INSTRUCTIONS FOR THE TASK: Present the rows of the dataset excerpt below as a numbered list, beginning at its first line and stopping after the line that contains "190, 521, 202]". Omit any blank lines.

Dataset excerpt
::::::

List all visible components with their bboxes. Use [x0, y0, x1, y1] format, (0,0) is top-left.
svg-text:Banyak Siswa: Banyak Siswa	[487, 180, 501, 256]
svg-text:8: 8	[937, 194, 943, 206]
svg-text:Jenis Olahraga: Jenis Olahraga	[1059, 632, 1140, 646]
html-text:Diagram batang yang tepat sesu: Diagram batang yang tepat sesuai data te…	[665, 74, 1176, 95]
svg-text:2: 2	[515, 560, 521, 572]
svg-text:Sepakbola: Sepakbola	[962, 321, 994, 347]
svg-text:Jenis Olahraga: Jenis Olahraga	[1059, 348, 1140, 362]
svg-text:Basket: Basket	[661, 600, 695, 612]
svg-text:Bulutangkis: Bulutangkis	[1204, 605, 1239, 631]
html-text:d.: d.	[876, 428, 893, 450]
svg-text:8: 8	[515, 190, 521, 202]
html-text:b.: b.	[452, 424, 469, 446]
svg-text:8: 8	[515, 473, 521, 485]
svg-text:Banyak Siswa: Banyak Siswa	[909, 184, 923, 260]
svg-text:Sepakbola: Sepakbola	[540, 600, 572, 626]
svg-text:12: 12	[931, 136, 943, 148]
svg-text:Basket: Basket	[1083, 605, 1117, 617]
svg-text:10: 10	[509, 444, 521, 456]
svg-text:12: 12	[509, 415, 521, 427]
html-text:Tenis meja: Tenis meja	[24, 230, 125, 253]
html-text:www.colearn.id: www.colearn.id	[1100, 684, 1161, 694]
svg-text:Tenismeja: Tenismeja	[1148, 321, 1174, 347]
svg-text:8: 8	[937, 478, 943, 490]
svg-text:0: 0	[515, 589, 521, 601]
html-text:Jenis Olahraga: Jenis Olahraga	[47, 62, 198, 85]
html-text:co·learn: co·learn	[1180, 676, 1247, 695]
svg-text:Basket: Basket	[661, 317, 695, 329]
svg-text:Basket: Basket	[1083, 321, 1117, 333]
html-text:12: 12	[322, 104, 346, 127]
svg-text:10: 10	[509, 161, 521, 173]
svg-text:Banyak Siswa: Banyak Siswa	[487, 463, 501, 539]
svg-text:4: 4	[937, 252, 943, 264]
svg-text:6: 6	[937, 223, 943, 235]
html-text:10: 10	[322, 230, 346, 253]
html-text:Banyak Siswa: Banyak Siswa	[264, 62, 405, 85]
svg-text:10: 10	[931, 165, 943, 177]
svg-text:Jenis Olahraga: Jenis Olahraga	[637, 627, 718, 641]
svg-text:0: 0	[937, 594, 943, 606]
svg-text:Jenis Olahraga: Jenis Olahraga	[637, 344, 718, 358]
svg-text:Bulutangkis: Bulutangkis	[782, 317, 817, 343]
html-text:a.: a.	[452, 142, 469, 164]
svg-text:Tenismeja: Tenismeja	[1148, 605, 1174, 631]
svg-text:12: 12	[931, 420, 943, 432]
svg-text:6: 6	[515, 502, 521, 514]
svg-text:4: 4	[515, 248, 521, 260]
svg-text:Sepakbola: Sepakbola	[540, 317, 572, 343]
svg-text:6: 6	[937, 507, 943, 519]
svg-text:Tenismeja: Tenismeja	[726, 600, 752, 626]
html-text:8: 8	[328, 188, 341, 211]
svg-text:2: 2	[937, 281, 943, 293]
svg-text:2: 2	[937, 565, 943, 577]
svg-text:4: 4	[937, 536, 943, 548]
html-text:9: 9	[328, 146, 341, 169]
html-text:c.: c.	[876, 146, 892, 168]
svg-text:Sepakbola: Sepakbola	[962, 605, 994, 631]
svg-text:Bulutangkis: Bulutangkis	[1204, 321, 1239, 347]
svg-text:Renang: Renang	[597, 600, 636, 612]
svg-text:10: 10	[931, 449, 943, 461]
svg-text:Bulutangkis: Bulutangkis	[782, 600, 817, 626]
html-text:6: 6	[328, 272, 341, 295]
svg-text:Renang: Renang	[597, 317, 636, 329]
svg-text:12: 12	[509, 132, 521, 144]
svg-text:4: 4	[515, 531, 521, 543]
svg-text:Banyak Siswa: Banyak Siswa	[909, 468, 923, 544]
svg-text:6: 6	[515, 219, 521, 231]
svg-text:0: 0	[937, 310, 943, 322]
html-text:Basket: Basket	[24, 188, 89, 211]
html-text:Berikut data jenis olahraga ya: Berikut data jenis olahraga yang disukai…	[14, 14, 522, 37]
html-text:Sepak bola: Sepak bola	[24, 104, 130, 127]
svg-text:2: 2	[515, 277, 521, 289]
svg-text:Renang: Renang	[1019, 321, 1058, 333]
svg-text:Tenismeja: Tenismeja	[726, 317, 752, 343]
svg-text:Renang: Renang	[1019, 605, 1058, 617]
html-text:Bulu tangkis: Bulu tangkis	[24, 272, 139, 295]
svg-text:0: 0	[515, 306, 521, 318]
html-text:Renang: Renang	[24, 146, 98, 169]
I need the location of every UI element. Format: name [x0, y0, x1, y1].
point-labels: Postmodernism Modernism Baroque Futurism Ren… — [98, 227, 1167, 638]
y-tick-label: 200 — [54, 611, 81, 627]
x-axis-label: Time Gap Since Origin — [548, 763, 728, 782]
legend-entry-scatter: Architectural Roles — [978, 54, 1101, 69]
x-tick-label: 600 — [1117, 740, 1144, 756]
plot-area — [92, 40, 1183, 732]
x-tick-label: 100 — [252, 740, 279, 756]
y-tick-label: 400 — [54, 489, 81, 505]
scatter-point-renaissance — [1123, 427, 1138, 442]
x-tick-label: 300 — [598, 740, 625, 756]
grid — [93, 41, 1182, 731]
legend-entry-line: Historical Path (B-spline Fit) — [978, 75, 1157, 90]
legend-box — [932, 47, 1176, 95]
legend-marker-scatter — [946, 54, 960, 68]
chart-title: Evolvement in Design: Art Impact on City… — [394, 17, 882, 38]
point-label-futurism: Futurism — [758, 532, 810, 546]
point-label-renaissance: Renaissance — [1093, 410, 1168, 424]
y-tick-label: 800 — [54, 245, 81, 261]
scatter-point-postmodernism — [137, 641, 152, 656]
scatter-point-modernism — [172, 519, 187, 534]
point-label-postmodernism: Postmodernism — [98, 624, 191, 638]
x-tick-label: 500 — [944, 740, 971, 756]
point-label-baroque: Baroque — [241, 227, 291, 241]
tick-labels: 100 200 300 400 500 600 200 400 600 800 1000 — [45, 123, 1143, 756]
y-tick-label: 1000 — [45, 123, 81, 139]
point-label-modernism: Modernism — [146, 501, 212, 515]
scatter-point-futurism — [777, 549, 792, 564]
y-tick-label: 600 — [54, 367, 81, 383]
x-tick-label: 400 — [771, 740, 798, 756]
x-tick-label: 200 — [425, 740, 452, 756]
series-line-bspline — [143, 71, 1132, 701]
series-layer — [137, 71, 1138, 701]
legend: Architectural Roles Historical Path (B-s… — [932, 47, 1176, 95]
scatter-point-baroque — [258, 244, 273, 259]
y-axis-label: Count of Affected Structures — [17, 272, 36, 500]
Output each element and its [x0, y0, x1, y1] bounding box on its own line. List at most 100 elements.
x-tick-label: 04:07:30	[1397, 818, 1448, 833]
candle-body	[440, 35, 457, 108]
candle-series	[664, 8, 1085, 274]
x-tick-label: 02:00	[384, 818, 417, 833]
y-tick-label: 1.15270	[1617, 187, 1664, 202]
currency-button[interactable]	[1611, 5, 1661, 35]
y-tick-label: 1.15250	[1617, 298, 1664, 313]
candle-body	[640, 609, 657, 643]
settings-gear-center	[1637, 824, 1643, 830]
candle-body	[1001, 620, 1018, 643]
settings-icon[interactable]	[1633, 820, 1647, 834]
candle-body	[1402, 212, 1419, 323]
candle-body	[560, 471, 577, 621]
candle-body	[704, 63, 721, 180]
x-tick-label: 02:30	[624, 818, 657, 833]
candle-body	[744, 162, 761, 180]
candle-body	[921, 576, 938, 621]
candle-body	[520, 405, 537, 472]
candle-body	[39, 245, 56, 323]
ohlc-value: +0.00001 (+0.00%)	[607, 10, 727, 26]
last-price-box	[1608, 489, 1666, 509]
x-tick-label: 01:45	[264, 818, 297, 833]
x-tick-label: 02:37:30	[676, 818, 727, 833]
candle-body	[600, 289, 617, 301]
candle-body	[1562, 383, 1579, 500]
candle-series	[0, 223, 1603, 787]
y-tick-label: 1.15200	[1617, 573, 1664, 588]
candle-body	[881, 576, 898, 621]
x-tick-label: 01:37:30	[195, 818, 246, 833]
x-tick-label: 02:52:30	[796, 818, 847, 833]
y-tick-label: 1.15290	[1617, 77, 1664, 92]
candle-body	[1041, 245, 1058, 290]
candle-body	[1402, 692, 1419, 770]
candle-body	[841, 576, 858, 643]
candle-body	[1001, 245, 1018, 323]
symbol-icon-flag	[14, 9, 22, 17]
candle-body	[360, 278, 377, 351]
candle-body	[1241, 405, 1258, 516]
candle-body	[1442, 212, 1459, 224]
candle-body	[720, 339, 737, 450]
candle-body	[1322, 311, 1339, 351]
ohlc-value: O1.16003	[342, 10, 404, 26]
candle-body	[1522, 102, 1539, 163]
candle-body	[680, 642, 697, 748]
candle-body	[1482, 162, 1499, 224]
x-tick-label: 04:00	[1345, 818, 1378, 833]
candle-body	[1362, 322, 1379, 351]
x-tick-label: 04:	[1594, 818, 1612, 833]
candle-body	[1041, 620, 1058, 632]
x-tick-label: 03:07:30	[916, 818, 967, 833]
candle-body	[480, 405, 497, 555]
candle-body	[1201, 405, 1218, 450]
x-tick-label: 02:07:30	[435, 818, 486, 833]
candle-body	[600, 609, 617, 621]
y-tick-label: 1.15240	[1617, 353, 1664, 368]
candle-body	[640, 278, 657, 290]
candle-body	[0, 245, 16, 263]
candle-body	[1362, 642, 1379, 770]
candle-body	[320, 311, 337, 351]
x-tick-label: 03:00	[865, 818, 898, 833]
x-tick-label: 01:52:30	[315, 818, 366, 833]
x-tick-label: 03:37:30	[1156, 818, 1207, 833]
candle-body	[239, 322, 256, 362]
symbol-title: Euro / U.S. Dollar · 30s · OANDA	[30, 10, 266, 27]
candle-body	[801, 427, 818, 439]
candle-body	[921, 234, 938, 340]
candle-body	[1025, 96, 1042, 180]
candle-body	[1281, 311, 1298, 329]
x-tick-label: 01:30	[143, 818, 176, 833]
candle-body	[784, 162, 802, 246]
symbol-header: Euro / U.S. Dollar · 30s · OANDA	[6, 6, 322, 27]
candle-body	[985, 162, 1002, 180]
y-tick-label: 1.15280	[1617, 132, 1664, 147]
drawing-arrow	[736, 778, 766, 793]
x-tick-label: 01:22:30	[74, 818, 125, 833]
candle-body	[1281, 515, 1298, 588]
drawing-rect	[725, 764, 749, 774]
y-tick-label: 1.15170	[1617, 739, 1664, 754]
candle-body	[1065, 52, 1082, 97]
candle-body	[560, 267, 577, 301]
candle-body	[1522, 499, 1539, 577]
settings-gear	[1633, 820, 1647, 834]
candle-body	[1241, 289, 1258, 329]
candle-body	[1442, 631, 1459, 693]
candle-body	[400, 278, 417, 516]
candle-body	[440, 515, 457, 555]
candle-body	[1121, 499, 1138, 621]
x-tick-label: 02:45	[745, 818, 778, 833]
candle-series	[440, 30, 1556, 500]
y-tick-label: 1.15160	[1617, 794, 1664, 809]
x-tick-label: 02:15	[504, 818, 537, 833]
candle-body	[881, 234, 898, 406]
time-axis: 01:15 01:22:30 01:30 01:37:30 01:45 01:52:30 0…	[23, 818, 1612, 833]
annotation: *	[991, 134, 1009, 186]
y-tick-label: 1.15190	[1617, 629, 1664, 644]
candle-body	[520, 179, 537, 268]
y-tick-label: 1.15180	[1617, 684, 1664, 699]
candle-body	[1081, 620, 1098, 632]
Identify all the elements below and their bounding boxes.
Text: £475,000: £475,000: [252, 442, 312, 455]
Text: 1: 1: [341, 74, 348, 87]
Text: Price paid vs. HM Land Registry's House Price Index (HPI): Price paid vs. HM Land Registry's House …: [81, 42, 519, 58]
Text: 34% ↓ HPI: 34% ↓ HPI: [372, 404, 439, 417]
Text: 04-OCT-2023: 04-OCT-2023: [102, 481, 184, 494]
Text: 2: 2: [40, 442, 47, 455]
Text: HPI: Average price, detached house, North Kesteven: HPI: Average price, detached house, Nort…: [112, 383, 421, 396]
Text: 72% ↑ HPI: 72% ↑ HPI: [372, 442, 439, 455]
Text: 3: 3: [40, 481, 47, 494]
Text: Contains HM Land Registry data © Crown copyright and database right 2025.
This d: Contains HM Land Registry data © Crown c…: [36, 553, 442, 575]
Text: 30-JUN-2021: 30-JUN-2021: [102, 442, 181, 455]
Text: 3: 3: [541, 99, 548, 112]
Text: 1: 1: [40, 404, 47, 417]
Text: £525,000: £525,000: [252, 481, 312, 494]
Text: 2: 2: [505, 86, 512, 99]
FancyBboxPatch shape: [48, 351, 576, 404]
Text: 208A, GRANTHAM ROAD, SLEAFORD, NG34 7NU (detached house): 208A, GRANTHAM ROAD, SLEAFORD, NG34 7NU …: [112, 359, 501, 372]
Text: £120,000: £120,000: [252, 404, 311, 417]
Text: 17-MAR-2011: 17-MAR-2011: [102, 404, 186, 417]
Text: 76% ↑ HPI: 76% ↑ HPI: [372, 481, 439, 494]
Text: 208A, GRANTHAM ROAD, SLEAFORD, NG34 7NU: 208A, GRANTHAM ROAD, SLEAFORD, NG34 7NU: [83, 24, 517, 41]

::::::

RESPONSE BELOW:
1. List all visible components with their bboxes. Use [x0, y0, x1, y1] format, (0,0) is top-left.
2. svg-text:Banyak Siswa: Banyak Siswa	[487, 180, 501, 256]
3. svg-text:8: 8	[937, 194, 943, 206]
4. svg-text:Jenis Olahraga: Jenis Olahraga	[1059, 632, 1140, 646]
5. html-text:Diagram batang yang tepat sesu: Diagram batang yang tepat sesuai data te…	[665, 74, 1176, 95]
6. svg-text:2: 2	[515, 560, 521, 572]
7. svg-text:Sepakbola: Sepakbola	[962, 321, 994, 347]
8. svg-text:Jenis Olahraga: Jenis Olahraga	[1059, 348, 1140, 362]
9. svg-text:Basket: Basket	[661, 600, 695, 612]
10. svg-text:Bulutangkis: Bulutangkis	[1204, 605, 1239, 631]
11. html-text:d.: d.	[876, 428, 893, 450]
12. svg-text:8: 8	[515, 190, 521, 202]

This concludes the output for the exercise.